▸ WHAT TO WORK ON
Search the material below for the string "color" and extract each line that has it.
-- start PROVIDED DATA --
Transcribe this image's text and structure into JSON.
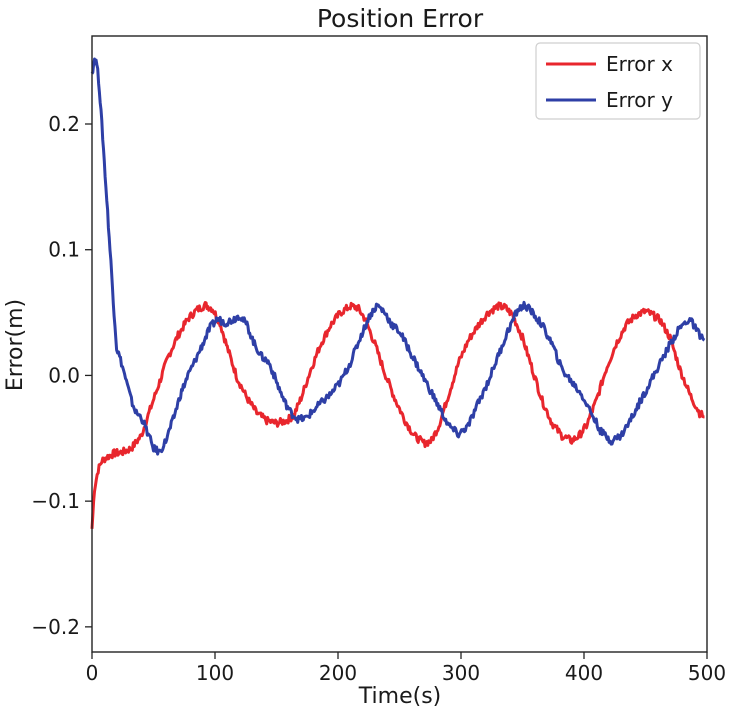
{
  "chart_data": {
    "type": "line",
    "title": "Position Error",
    "xlabel": "Time(s)",
    "ylabel": "Error(m)",
    "xlim": [
      0,
      500
    ],
    "ylim": [
      -0.22,
      0.27
    ],
    "xticks": [
      0,
      100,
      200,
      300,
      400,
      500
    ],
    "xtick_labels": [
      "0",
      "100",
      "200",
      "300",
      "400",
      "500"
    ],
    "yticks": [
      -0.2,
      -0.1,
      0.0,
      0.1,
      0.2
    ],
    "ytick_labels": [
      "−0.2",
      "−0.1",
      "0.0",
      "0.1",
      "0.2"
    ],
    "grid": false,
    "legend_position": "top-right",
    "series": [
      {
        "name": "Error x",
        "color": "#e8262d",
        "x": [
          0,
          2,
          5,
          8,
          12,
          18,
          25,
          32,
          40,
          48,
          55,
          62,
          70,
          78,
          85,
          92,
          98,
          104,
          110,
          118,
          126,
          134,
          142,
          150,
          158,
          164,
          170,
          178,
          186,
          194,
          202,
          210,
          216,
          222,
          230,
          238,
          246,
          254,
          262,
          270,
          276,
          282,
          290,
          298,
          306,
          314,
          322,
          330,
          336,
          342,
          350,
          358,
          366,
          374,
          382,
          390,
          396,
          402,
          410,
          418,
          426,
          434,
          442,
          450,
          456,
          462,
          470,
          478,
          486,
          494,
          498
        ],
        "y": [
          -0.122,
          -0.09,
          -0.075,
          -0.068,
          -0.065,
          -0.062,
          -0.061,
          -0.058,
          -0.048,
          -0.025,
          -0.005,
          0.015,
          0.032,
          0.045,
          0.052,
          0.056,
          0.053,
          0.042,
          0.022,
          -0.002,
          -0.018,
          -0.03,
          -0.036,
          -0.038,
          -0.036,
          -0.032,
          -0.018,
          0.005,
          0.025,
          0.04,
          0.05,
          0.055,
          0.054,
          0.045,
          0.025,
          0.002,
          -0.018,
          -0.035,
          -0.048,
          -0.054,
          -0.052,
          -0.04,
          -0.015,
          0.01,
          0.028,
          0.04,
          0.05,
          0.055,
          0.054,
          0.048,
          0.03,
          0.005,
          -0.02,
          -0.038,
          -0.048,
          -0.052,
          -0.048,
          -0.04,
          -0.02,
          0.005,
          0.025,
          0.04,
          0.048,
          0.051,
          0.048,
          0.044,
          0.03,
          0.005,
          -0.015,
          -0.03,
          -0.033
        ]
      },
      {
        "name": "Error y",
        "color": "#2e3fa6",
        "x": [
          0,
          2,
          4,
          6,
          8,
          10,
          12,
          14,
          16,
          18,
          20,
          24,
          28,
          32,
          36,
          40,
          45,
          50,
          55,
          60,
          66,
          72,
          78,
          84,
          90,
          96,
          102,
          108,
          114,
          120,
          126,
          132,
          138,
          144,
          150,
          156,
          162,
          168,
          174,
          180,
          186,
          194,
          202,
          210,
          218,
          226,
          232,
          238,
          244,
          250,
          258,
          266,
          274,
          282,
          290,
          298,
          306,
          314,
          322,
          330,
          338,
          346,
          352,
          358,
          366,
          374,
          382,
          390,
          398,
          406,
          414,
          422,
          430,
          438,
          446,
          454,
          462,
          470,
          478,
          486,
          492,
          498
        ],
        "y": [
          0.24,
          0.252,
          0.248,
          0.228,
          0.2,
          0.17,
          0.14,
          0.11,
          0.08,
          0.05,
          0.022,
          0.01,
          -0.005,
          -0.02,
          -0.03,
          -0.033,
          -0.045,
          -0.058,
          -0.061,
          -0.052,
          -0.035,
          -0.015,
          0.0,
          0.012,
          0.025,
          0.038,
          0.045,
          0.042,
          0.044,
          0.048,
          0.04,
          0.025,
          0.015,
          0.01,
          -0.005,
          -0.02,
          -0.03,
          -0.035,
          -0.034,
          -0.028,
          -0.022,
          -0.015,
          -0.005,
          0.01,
          0.03,
          0.048,
          0.056,
          0.05,
          0.04,
          0.035,
          0.02,
          0.005,
          -0.01,
          -0.025,
          -0.04,
          -0.047,
          -0.04,
          -0.022,
          -0.005,
          0.015,
          0.035,
          0.052,
          0.056,
          0.05,
          0.04,
          0.025,
          0.005,
          -0.005,
          -0.015,
          -0.03,
          -0.045,
          -0.052,
          -0.048,
          -0.035,
          -0.02,
          -0.005,
          0.01,
          0.025,
          0.038,
          0.045,
          0.035,
          0.028
        ]
      }
    ]
  }
}
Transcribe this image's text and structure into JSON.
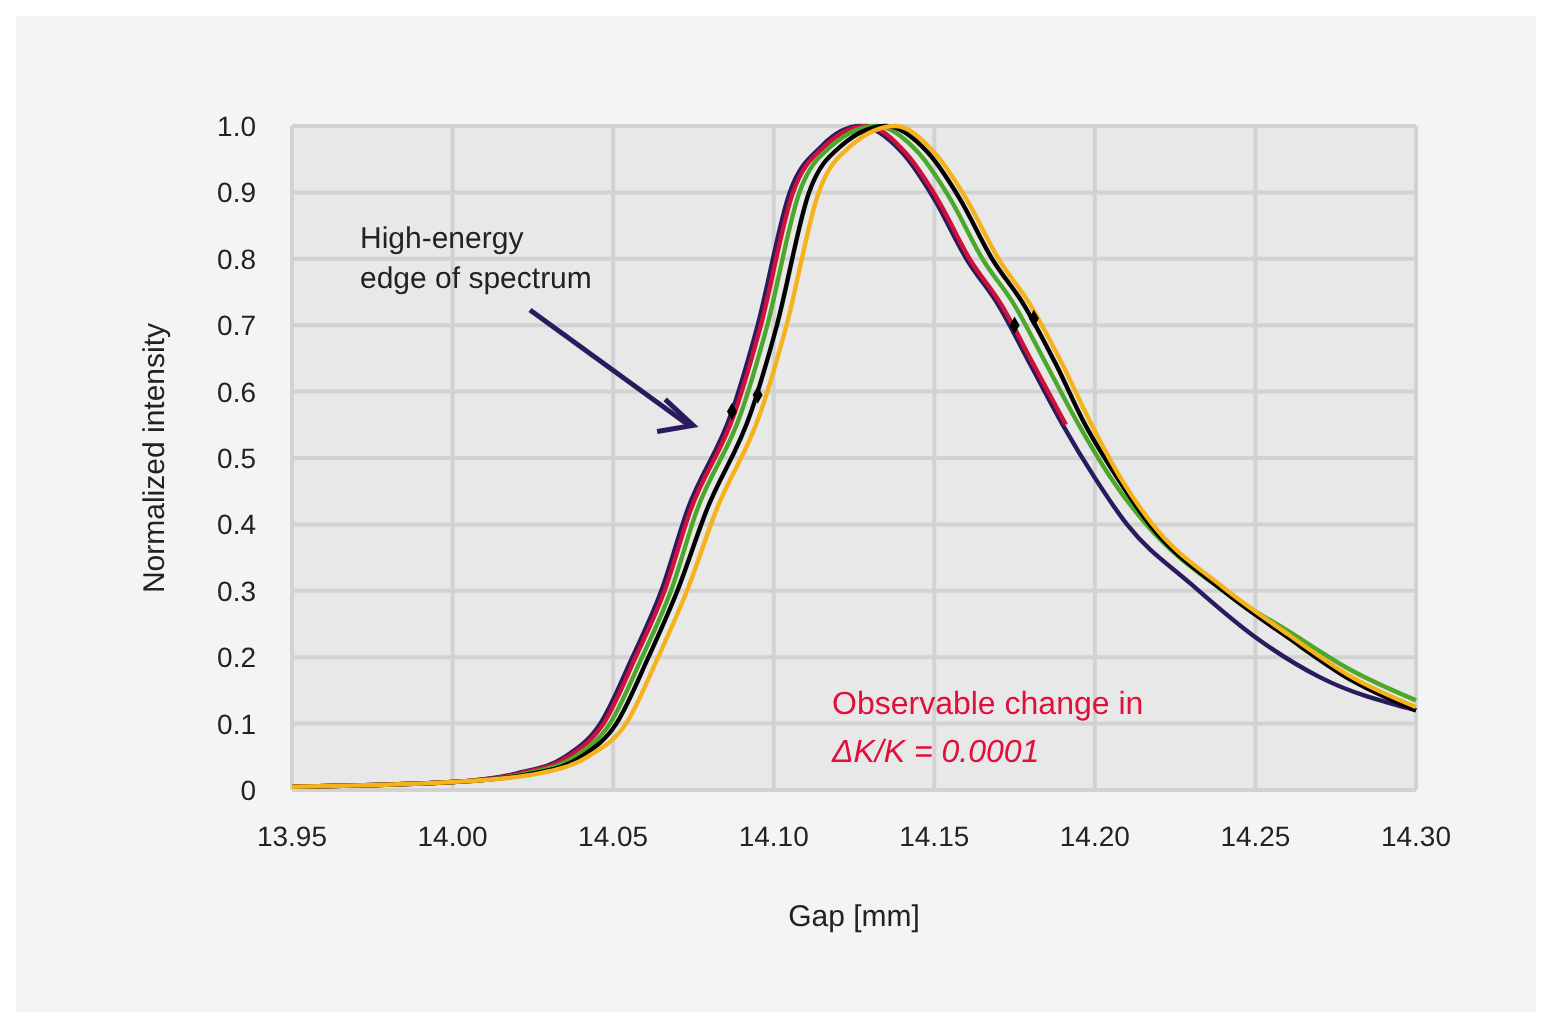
{
  "chart_data": {
    "type": "line",
    "xlabel": "Gap [mm]",
    "ylabel": "Normalized intensity",
    "xlim": [
      13.95,
      14.3
    ],
    "ylim": [
      0,
      1
    ],
    "xticks": [
      {
        "value": 13.95,
        "label": "13.95"
      },
      {
        "value": 14,
        "label": "14.00"
      },
      {
        "value": 14.05,
        "label": "14.05"
      },
      {
        "value": 14.1,
        "label": "14.10"
      },
      {
        "value": 14.15,
        "label": "14.15"
      },
      {
        "value": 14.2,
        "label": "14.20"
      },
      {
        "value": 14.25,
        "label": "14.25"
      },
      {
        "value": 14.3,
        "label": "14.30"
      }
    ],
    "yticks": [
      0,
      0.1,
      0.2,
      0.3,
      0.4,
      0.5,
      0.6,
      0.7,
      0.8,
      0.9,
      {
        "value": 1,
        "label": "1.0"
      }
    ],
    "grid": true,
    "line_style": "solid",
    "marker": "none",
    "series": [
      {
        "color": "#2a1b5e",
        "x": [
          13.95,
          14.0,
          14.02,
          14.035,
          14.046,
          14.056,
          14.065,
          14.073,
          14.087,
          14.095,
          14.105,
          14.115,
          14.127,
          14.14,
          14.15,
          14.16,
          14.17,
          14.18,
          14.19,
          14.2,
          14.21,
          14.23,
          14.25,
          14.27,
          14.3
        ],
        "values": [
          0.005,
          0.012,
          0.025,
          0.05,
          0.1,
          0.2,
          0.3,
          0.42,
          0.57,
          0.7,
          0.9,
          0.97,
          1.0,
          0.96,
          0.89,
          0.8,
          0.73,
          0.64,
          0.55,
          0.47,
          0.4,
          0.31,
          0.23,
          0.17,
          0.12
        ]
      },
      {
        "color": "#d0103a",
        "x": [
          13.95,
          14.0,
          14.021,
          14.036,
          14.047,
          14.057,
          14.066,
          14.074,
          14.088,
          14.096,
          14.106,
          14.116,
          14.129,
          14.141,
          14.151,
          14.161,
          14.171,
          14.181,
          14.191
        ],
        "values": [
          0.005,
          0.012,
          0.025,
          0.05,
          0.1,
          0.2,
          0.3,
          0.42,
          0.57,
          0.7,
          0.9,
          0.97,
          1.0,
          0.96,
          0.89,
          0.8,
          0.73,
          0.64,
          0.55
        ]
      },
      {
        "color": "#4aa82a",
        "x": [
          13.95,
          14.0,
          14.023,
          14.038,
          14.049,
          14.059,
          14.068,
          14.076,
          14.09,
          14.098,
          14.108,
          14.118,
          14.132,
          14.145,
          14.155,
          14.165,
          14.175,
          14.185,
          14.195,
          14.205,
          14.216,
          14.24,
          14.26,
          14.28,
          14.3
        ],
        "values": [
          0.005,
          0.012,
          0.025,
          0.05,
          0.1,
          0.2,
          0.3,
          0.42,
          0.57,
          0.7,
          0.9,
          0.97,
          1.0,
          0.96,
          0.89,
          0.8,
          0.73,
          0.64,
          0.55,
          0.47,
          0.4,
          0.3,
          0.24,
          0.18,
          0.135
        ]
      },
      {
        "color": "#000000",
        "x": [
          13.95,
          14.0,
          14.025,
          14.04,
          14.051,
          14.061,
          14.07,
          14.079,
          14.093,
          14.101,
          14.111,
          14.121,
          14.135,
          14.148,
          14.158,
          14.168,
          14.178,
          14.188,
          14.197,
          14.207,
          14.217,
          14.24,
          14.26,
          14.28,
          14.3
        ],
        "values": [
          0.005,
          0.012,
          0.025,
          0.05,
          0.1,
          0.2,
          0.3,
          0.42,
          0.57,
          0.7,
          0.9,
          0.97,
          1.0,
          0.96,
          0.89,
          0.8,
          0.73,
          0.64,
          0.55,
          0.47,
          0.4,
          0.3,
          0.23,
          0.165,
          0.12
        ]
      },
      {
        "color": "#f6b21a",
        "x": [
          13.95,
          14.0,
          14.027,
          14.042,
          14.054,
          14.064,
          14.073,
          14.082,
          14.096,
          14.104,
          14.114,
          14.124,
          14.138,
          14.15,
          14.16,
          14.17,
          14.18,
          14.19,
          14.199,
          14.208,
          14.218,
          14.24,
          14.26,
          14.28,
          14.3
        ],
        "values": [
          0.005,
          0.012,
          0.025,
          0.05,
          0.1,
          0.2,
          0.3,
          0.42,
          0.57,
          0.7,
          0.9,
          0.97,
          1.0,
          0.96,
          0.89,
          0.8,
          0.73,
          0.64,
          0.55,
          0.47,
          0.4,
          0.305,
          0.235,
          0.17,
          0.125
        ]
      },
      {
        "type": "scatter",
        "marker": "diamond",
        "color": "#000000",
        "x": [
          14.087,
          14.095,
          14.175,
          14.181
        ],
        "values": [
          0.57,
          0.595,
          0.7,
          0.71
        ]
      }
    ],
    "annotations": [
      "High-energy\nedge of spectrum",
      "Observable change in\nΔK/K = 0.0001"
    ]
  }
}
-- end PROVIDED DATA --
▸ RESULT
        "color": "#e8262d",
        "color": "#2e3fa6",
        "color": "#2a1b5e",
        "color": "#d0103a",
        "color": "#4aa82a",
        "color": "#000000",
        "color": "#f6b21a",
        "color": "#000000",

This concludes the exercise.